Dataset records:

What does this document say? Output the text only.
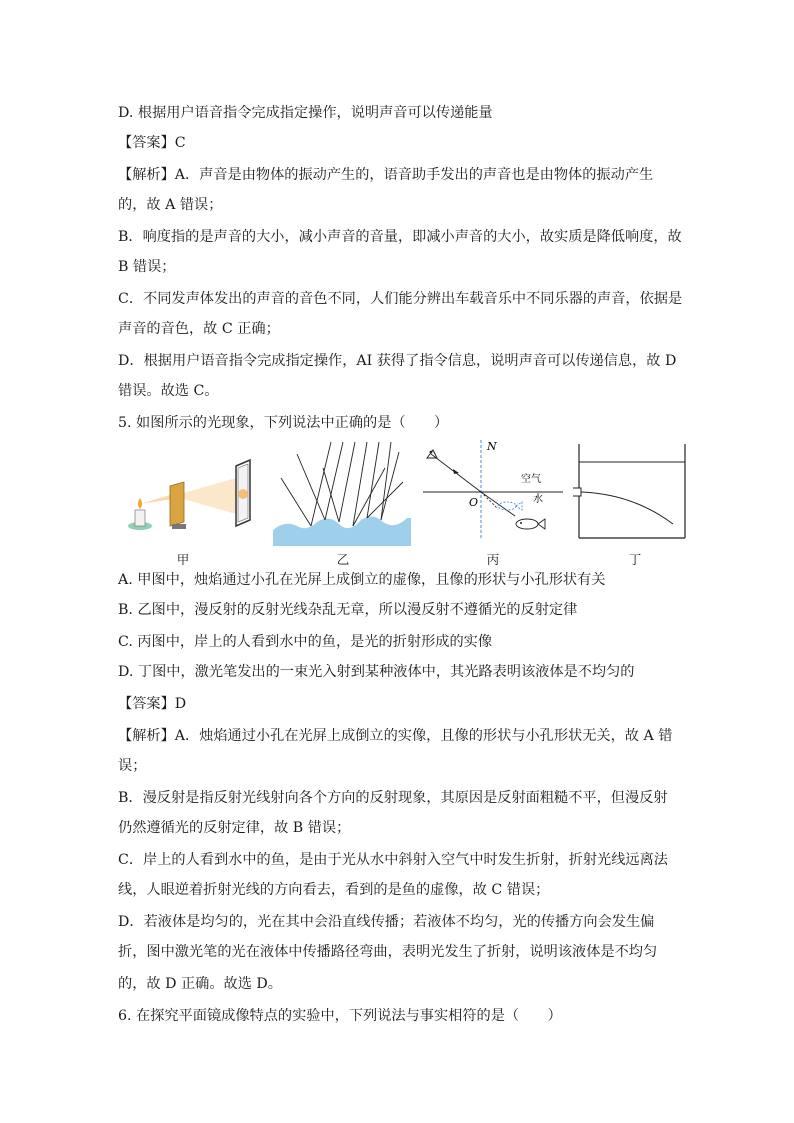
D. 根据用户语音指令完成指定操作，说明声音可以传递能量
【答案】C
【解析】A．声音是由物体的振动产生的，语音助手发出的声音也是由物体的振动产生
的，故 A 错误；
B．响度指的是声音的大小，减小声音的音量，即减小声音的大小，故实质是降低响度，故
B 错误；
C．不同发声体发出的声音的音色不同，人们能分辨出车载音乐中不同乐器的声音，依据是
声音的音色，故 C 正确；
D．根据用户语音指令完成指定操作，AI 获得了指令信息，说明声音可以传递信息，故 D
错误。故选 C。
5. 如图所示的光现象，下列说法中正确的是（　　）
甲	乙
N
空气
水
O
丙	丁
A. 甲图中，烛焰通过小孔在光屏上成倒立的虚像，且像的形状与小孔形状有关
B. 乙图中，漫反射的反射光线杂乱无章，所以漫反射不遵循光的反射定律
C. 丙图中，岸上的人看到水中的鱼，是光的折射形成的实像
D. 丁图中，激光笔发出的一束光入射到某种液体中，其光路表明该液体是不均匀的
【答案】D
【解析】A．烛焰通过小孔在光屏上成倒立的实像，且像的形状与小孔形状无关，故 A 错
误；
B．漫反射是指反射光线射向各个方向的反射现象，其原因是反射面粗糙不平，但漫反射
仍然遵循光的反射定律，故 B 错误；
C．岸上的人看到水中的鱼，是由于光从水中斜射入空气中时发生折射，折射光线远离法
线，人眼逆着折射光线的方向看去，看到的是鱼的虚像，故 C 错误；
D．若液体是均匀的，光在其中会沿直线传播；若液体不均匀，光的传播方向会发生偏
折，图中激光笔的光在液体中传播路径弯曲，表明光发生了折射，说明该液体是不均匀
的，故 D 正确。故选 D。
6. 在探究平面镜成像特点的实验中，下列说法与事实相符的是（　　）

The request — Every line of the data should be copied as it stands, without the images.

Response below —
What does this document say? Output the text only.
D. 根据用户语音指令完成指定操作，说明声音可以传递能量
【答案】C
【解析】A．声音是由物体的振动产生的，语音助手发出的声音也是由物体的振动产生
的，故 A 错误；
B．响度指的是声音的大小，减小声音的音量，即减小声音的大小，故实质是降低响度，故
B 错误；
C．不同发声体发出的声音的音色不同，人们能分辨出车载音乐中不同乐器的声音，依据是
声音的音色，故 C 正确；
D．根据用户语音指令完成指定操作，AI 获得了指令信息，说明声音可以传递信息，故 D
错误。故选 C。
5. 如图所示的光现象，下列说法中正确的是（　　）
甲	乙
N
空气
水
O
丙	丁
A. 甲图中，烛焰通过小孔在光屏上成倒立的虚像，且像的形状与小孔形状有关
B. 乙图中，漫反射的反射光线杂乱无章，所以漫反射不遵循光的反射定律
C. 丙图中，岸上的人看到水中的鱼，是光的折射形成的实像
D. 丁图中，激光笔发出的一束光入射到某种液体中，其光路表明该液体是不均匀的
【答案】D
【解析】A．烛焰通过小孔在光屏上成倒立的实像，且像的形状与小孔形状无关，故 A 错
误；
B．漫反射是指反射光线射向各个方向的反射现象，其原因是反射面粗糙不平，但漫反射
仍然遵循光的反射定律，故 B 错误；
C．岸上的人看到水中的鱼，是由于光从水中斜射入空气中时发生折射，折射光线远离法
线，人眼逆着折射光线的方向看去，看到的是鱼的虚像，故 C 错误；
D．若液体是均匀的，光在其中会沿直线传播；若液体不均匀，光的传播方向会发生偏
折，图中激光笔的光在液体中传播路径弯曲，表明光发生了折射，说明该液体是不均匀
的，故 D 正确。故选 D。
6. 在探究平面镜成像特点的实验中，下列说法与事实相符的是（　　）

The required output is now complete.